• [To be done]:
1. In the essay titled "Some Thoughts on Rising Up and Rising Down," which explanations of Americans' attachment to guns does the writer call too simplistic? List each one.
2. Write out the stretch of the essay titled "Some Thoughts on Rising Up and Rising Down" from "I had been threatening" through "book thoroughly disappointed.", word for word.

[BEGIN Passage shown]

Some Thoughts on Rising Up and Rising Down

After the tragic shootings in Newtown, I found myself at a loss: I really just couldn’t process the violence, and couldn’t comprehend any way to talk or think about it.  It got me thinking about the uniqueness of American-style violence and of our country’s relationship with guns.  I think it is too simplistic to say that people have been “brainwashed” by the NRA, or that they “misread” the Second Amendment, or that they selfishly value guns over lives.  Do I understand guns?  Not in the slightest.  They scare me.  But I felt that, in that moment, I needed to understand guns better to understand America better.  

I had been threatening to read William Vollmann’s “Rising Up and Rising Down,” for the past eight months or so, but had little free time for recreational reading (if reading a dense tome about violence can possibly be characterized as recreational).  But over my long Christmas vacation, I have given over a fair chunk of time to getting through some of the 705 pages of the abridged version (culled from a seven volume edition published by McSweeneys).  And while there are a few sections of the first portion of the book (Three Meditations on Death and Definitions for Lonely Atoms, namely) that were genuinely thought-provoking, I have to say that I came away from the book thoroughly disappointed.

[END Passage shown]
[BEGIN Dataset section]

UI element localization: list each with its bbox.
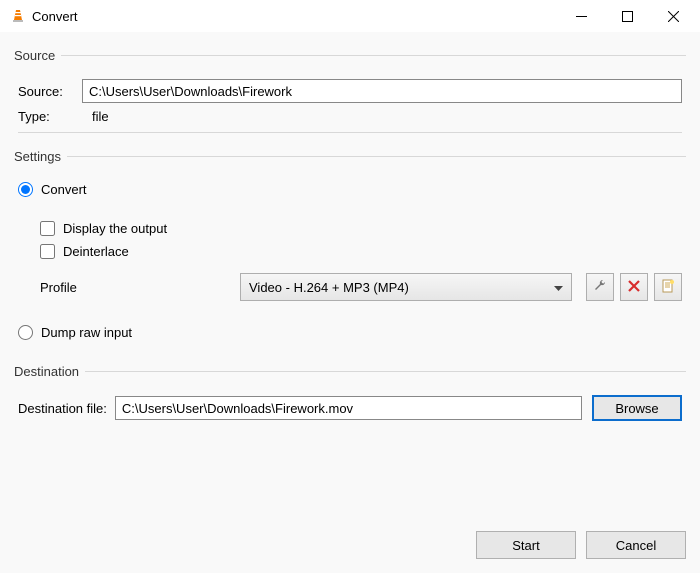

[END Dataset section]

• [Solutions to the exercise]:
1.
- That people have been "brainwashed" by the NRA
- That they "misread" the Second Amendment
- That they selfishly value guns over lives

2.
I had been threatening to read William Vollmann’s “Rising Up and Rising Down,” for the past eight months or so, but had little free time for recreational reading (if reading a dense tome about violence can possibly be characterized as recreational).  But over my long Christmas vacation, I have given over a fair chunk of time to getting through some of the 705 pages of the abridged version (culled from a seven volume edition published by McSweeneys).  And while there are a few sections of the first portion of the book (Three Meditations on Death and Definitions for Lonely Atoms, namely) that were genuinely thought-provoking, I have to say that I came away from the book thoroughly disappointed.